#### SET PROBLEM
How many of the lines below hold the word "text"? Answer only with the number.

++++++

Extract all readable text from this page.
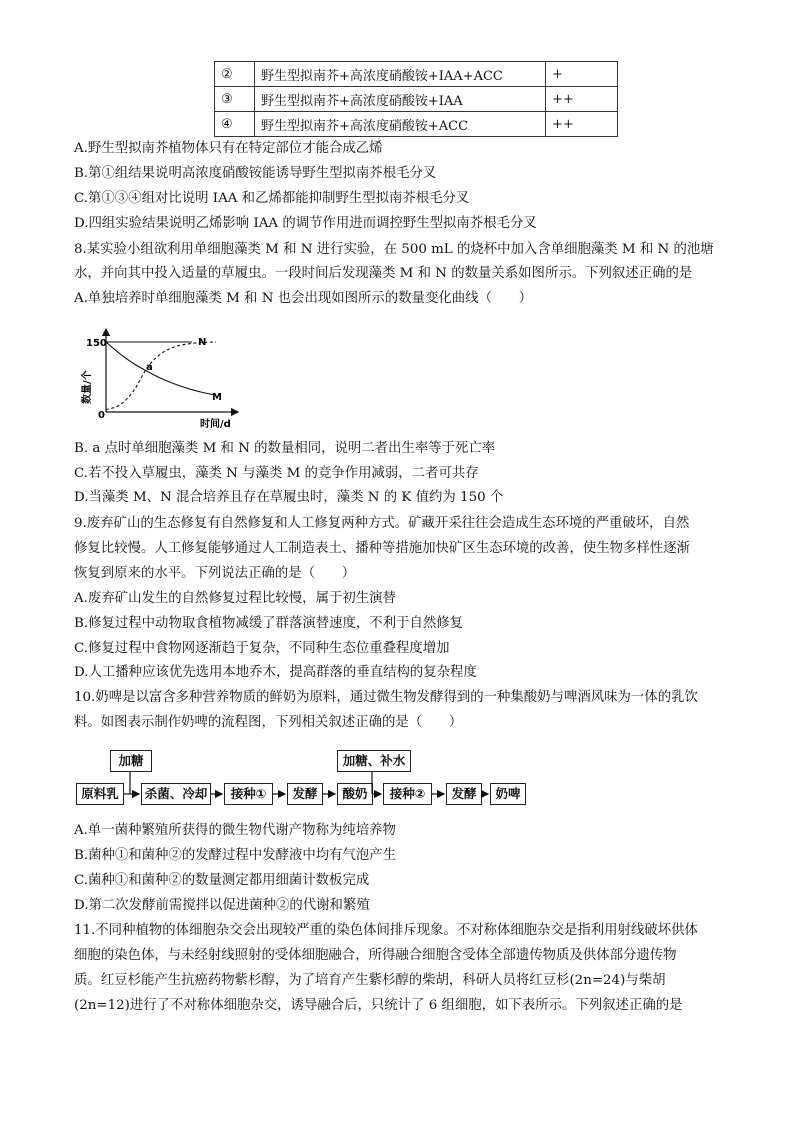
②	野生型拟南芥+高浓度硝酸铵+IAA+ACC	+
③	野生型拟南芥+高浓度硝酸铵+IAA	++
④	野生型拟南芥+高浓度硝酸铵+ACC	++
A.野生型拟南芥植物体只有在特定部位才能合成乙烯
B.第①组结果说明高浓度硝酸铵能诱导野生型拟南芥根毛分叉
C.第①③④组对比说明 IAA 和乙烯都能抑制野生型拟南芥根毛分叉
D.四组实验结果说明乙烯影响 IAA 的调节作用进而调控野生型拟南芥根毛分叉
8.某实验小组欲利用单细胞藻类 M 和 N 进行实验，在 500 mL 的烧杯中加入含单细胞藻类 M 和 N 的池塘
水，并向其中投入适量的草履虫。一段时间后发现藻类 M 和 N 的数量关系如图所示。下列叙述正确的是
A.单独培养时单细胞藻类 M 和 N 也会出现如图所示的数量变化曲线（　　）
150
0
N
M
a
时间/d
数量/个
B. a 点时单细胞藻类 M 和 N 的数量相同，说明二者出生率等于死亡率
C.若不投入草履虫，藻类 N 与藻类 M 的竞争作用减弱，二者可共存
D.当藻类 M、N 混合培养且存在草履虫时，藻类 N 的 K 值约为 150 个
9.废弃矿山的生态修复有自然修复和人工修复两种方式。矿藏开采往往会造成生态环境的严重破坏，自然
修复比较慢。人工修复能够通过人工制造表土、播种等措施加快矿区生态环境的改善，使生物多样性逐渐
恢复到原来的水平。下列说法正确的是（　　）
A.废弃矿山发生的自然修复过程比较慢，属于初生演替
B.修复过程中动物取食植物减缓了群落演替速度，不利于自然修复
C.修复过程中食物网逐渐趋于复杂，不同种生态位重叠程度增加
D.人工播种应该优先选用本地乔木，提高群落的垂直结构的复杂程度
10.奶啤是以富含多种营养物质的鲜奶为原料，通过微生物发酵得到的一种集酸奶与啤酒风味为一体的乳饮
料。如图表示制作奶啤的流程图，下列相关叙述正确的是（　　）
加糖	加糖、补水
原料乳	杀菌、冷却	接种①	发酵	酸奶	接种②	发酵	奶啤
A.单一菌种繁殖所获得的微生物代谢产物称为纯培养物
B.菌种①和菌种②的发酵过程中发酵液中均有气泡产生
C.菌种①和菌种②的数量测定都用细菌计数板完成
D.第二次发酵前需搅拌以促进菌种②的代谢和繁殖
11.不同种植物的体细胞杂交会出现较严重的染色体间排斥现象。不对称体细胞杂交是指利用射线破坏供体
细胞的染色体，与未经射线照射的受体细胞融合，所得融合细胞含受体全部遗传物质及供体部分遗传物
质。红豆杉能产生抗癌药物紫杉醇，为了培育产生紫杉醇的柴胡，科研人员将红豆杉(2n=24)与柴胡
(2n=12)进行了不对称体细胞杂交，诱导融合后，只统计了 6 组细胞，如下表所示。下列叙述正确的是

++++++

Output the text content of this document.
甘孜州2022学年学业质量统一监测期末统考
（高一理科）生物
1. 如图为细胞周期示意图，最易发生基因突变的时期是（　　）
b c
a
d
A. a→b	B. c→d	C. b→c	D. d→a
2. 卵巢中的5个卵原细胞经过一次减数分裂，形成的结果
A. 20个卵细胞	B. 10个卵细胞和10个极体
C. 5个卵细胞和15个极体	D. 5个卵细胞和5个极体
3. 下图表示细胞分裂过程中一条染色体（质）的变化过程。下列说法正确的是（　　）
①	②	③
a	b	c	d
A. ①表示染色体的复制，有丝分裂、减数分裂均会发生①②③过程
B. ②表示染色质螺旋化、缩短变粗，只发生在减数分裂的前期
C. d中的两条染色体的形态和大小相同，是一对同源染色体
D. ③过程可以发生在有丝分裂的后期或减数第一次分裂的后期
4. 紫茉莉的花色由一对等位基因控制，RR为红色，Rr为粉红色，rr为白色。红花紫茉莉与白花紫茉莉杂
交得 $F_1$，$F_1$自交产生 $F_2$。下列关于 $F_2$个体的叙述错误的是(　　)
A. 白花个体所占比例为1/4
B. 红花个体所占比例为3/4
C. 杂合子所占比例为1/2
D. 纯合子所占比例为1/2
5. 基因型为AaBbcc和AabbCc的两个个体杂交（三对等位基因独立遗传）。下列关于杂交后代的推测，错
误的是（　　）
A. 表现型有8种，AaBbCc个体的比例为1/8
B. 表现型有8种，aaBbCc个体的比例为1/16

++++++

#### THE RESULT
2